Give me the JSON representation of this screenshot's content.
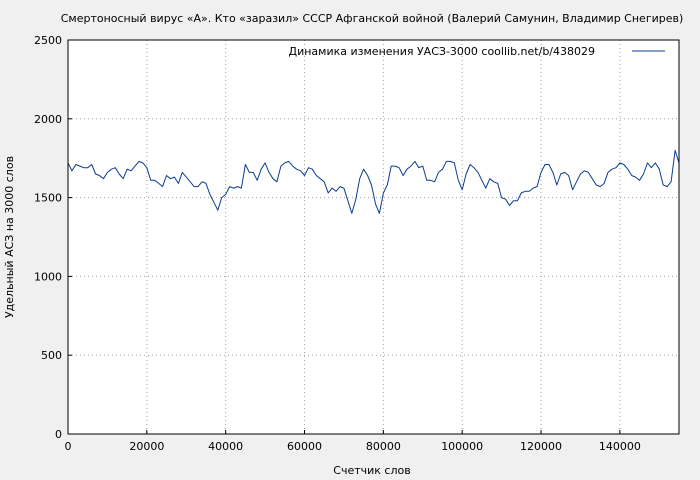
{
  "chart_data": {
    "type": "line",
    "title": "Смертоносный вирус «А». Кто «заразил» СССР Афганской войной (Валерий Самунин, Владимир Снегирев)",
    "xlabel": "Счетчик слов",
    "ylabel": "Удельный АСЗ на 3000 слов",
    "xlim": [
      0,
      155000
    ],
    "ylim": [
      0,
      2500
    ],
    "x_ticks": [
      0,
      20000,
      40000,
      60000,
      80000,
      100000,
      120000,
      140000
    ],
    "x_tick_labels": [
      "0",
      "20000",
      "40000",
      "60000",
      "80000",
      "100000",
      "120000",
      "140000"
    ],
    "y_ticks": [
      0,
      500,
      1000,
      1500,
      2000,
      2500
    ],
    "y_tick_labels": [
      "0",
      "500",
      "1000",
      "1500",
      "2000",
      "2500"
    ],
    "grid": true,
    "legend_position": "top-right",
    "colors": {
      "series": "#0b3d91",
      "background": "#f0f0f0",
      "plot_bg": "#ffffff",
      "grid": "#a0a0a0"
    },
    "series": [
      {
        "name": "Динамика изменения УАСЗ-3000  coollib.net/b/438029",
        "x": [
          0,
          1000,
          2000,
          3000,
          4000,
          5000,
          6000,
          7000,
          8000,
          9000,
          10000,
          11000,
          12000,
          13000,
          14000,
          15000,
          16000,
          17000,
          18000,
          19000,
          20000,
          21000,
          22000,
          23000,
          24000,
          25000,
          26000,
          27000,
          28000,
          29000,
          30000,
          31000,
          32000,
          33000,
          34000,
          35000,
          36000,
          37000,
          38000,
          39000,
          40000,
          41000,
          42000,
          43000,
          44000,
          45000,
          46000,
          47000,
          48000,
          49000,
          50000,
          51000,
          52000,
          53000,
          54000,
          55000,
          56000,
          57000,
          58000,
          59000,
          60000,
          61000,
          62000,
          63000,
          64000,
          65000,
          66000,
          67000,
          68000,
          69000,
          70000,
          71000,
          72000,
          73000,
          74000,
          75000,
          76000,
          77000,
          78000,
          79000,
          80000,
          81000,
          82000,
          83000,
          84000,
          85000,
          86000,
          87000,
          88000,
          89000,
          90000,
          91000,
          92000,
          93000,
          94000,
          95000,
          96000,
          97000,
          98000,
          99000,
          100000,
          101000,
          102000,
          103000,
          104000,
          105000,
          106000,
          107000,
          108000,
          109000,
          110000,
          111000,
          112000,
          113000,
          114000,
          115000,
          116000,
          117000,
          118000,
          119000,
          120000,
          121000,
          122000,
          123000,
          124000,
          125000,
          126000,
          127000,
          128000,
          129000,
          130000,
          131000,
          132000,
          133000,
          134000,
          135000,
          136000,
          137000,
          138000,
          139000,
          140000,
          141000,
          142000,
          143000,
          144000,
          145000,
          146000,
          147000,
          148000,
          149000,
          150000,
          151000,
          152000,
          153000,
          154000,
          155000
        ],
        "y": [
          1720,
          1670,
          1710,
          1700,
          1690,
          1690,
          1710,
          1650,
          1640,
          1620,
          1660,
          1680,
          1690,
          1650,
          1620,
          1680,
          1670,
          1700,
          1730,
          1720,
          1690,
          1610,
          1610,
          1590,
          1570,
          1640,
          1620,
          1630,
          1590,
          1660,
          1630,
          1600,
          1570,
          1570,
          1600,
          1590,
          1520,
          1470,
          1420,
          1500,
          1520,
          1570,
          1560,
          1570,
          1560,
          1710,
          1660,
          1660,
          1610,
          1680,
          1720,
          1660,
          1620,
          1600,
          1700,
          1720,
          1730,
          1700,
          1680,
          1670,
          1640,
          1690,
          1680,
          1640,
          1620,
          1600,
          1530,
          1560,
          1540,
          1570,
          1560,
          1480,
          1400,
          1490,
          1620,
          1680,
          1640,
          1580,
          1460,
          1400,
          1530,
          1580,
          1700,
          1700,
          1690,
          1640,
          1680,
          1700,
          1730,
          1690,
          1700,
          1610,
          1610,
          1600,
          1660,
          1680,
          1730,
          1730,
          1720,
          1610,
          1550,
          1650,
          1710,
          1690,
          1660,
          1610,
          1560,
          1620,
          1600,
          1590,
          1500,
          1490,
          1450,
          1480,
          1480,
          1530,
          1540,
          1540,
          1560,
          1570,
          1660,
          1710,
          1710,
          1660,
          1580,
          1650,
          1660,
          1640,
          1550,
          1600,
          1650,
          1670,
          1660,
          1620,
          1580,
          1570,
          1590,
          1660,
          1680,
          1690,
          1720,
          1710,
          1680,
          1640,
          1630,
          1610,
          1650,
          1720,
          1690,
          1720,
          1680,
          1580,
          1570,
          1600,
          1800,
          1720
        ]
      }
    ]
  }
}
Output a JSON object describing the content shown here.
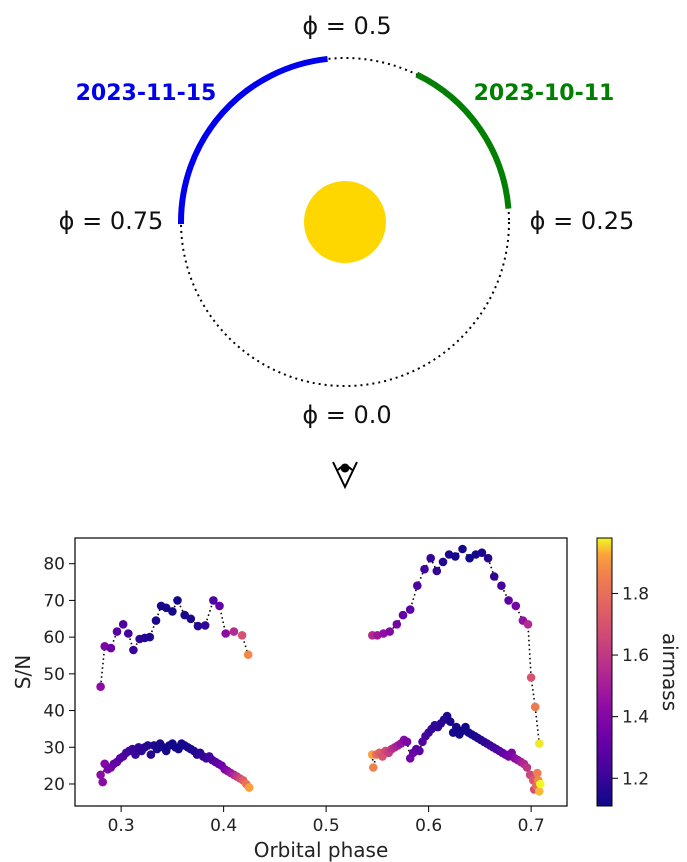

........

- **Aim**:
Select every line in the records above that contains the word "content".

- **Reply to the task**:
Give me the JSON representation of this screenshot's content.
Output a JSON object describing the content shown here.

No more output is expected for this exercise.